* **Given instruction**: Please write out the material below exactly as given.

* **Record excerpts**:
========================================

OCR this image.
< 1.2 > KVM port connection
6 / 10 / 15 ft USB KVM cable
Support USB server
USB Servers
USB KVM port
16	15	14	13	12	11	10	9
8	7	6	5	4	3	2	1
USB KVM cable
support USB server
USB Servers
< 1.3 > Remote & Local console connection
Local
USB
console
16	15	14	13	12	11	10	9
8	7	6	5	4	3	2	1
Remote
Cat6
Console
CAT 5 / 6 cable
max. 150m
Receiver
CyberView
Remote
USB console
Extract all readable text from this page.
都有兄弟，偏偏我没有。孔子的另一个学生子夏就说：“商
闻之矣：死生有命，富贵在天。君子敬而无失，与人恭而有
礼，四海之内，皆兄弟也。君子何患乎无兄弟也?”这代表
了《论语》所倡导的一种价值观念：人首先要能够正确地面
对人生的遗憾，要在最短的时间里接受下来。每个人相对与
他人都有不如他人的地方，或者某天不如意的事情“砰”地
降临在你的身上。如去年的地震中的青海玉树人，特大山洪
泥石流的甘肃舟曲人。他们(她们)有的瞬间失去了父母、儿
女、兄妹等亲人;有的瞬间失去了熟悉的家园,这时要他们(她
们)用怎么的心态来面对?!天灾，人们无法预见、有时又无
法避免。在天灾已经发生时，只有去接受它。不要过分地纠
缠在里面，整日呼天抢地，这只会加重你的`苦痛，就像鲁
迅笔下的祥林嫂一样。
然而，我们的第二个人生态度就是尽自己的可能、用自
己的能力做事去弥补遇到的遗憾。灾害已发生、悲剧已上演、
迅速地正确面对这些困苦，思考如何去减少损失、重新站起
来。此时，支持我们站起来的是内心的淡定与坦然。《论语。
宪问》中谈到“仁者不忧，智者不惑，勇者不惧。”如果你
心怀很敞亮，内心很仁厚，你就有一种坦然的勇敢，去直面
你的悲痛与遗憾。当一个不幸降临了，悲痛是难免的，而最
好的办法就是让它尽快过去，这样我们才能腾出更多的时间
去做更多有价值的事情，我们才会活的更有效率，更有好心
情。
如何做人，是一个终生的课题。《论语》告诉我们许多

========================================

* **Output for this task**:
OCR this image.
< 1.2 > KVM port connection
6 / 10 / 15 ft USB KVM cable
Support USB server
USB Servers
USB KVM port
16	15	14	13	12	11	10	9
8	7	6	5	4	3	2	1
USB KVM cable
support USB server
USB Servers
< 1.3 > Remote & Local console connection
Local
USB
console
16	15	14	13	12	11	10	9
8	7	6	5	4	3	2	1
Remote
Cat6
Console
CAT 5 / 6 cable
max. 150m
Receiver
CyberView
Remote
USB console
Extract all readable text from this page.
都有兄弟，偏偏我没有。孔子的另一个学生子夏就说：“商
闻之矣：死生有命，富贵在天。君子敬而无失，与人恭而有
礼，四海之内，皆兄弟也。君子何患乎无兄弟也?”这代表
了《论语》所倡导的一种价值观念：人首先要能够正确地面
对人生的遗憾，要在最短的时间里接受下来。每个人相对与
他人都有不如他人的地方，或者某天不如意的事情“砰”地
降临在你的身上。如去年的地震中的青海玉树人，特大山洪
泥石流的甘肃舟曲人。他们(她们)有的瞬间失去了父母、儿
女、兄妹等亲人;有的瞬间失去了熟悉的家园,这时要他们(她
们)用怎么的心态来面对?!天灾，人们无法预见、有时又无
法避免。在天灾已经发生时，只有去接受它。不要过分地纠
缠在里面，整日呼天抢地，这只会加重你的`苦痛，就像鲁
迅笔下的祥林嫂一样。
然而，我们的第二个人生态度就是尽自己的可能、用自
己的能力做事去弥补遇到的遗憾。灾害已发生、悲剧已上演、
迅速地正确面对这些困苦，思考如何去减少损失、重新站起
来。此时，支持我们站起来的是内心的淡定与坦然。《论语。
宪问》中谈到“仁者不忧，智者不惑，勇者不惧。”如果你
心怀很敞亮，内心很仁厚，你就有一种坦然的勇敢，去直面
你的悲痛与遗憾。当一个不幸降临了，悲痛是难免的，而最
好的办法就是让它尽快过去，这样我们才能腾出更多的时间
去做更多有价值的事情，我们才会活的更有效率，更有好心
情。
如何做人，是一个终生的课题。《论语》告诉我们许多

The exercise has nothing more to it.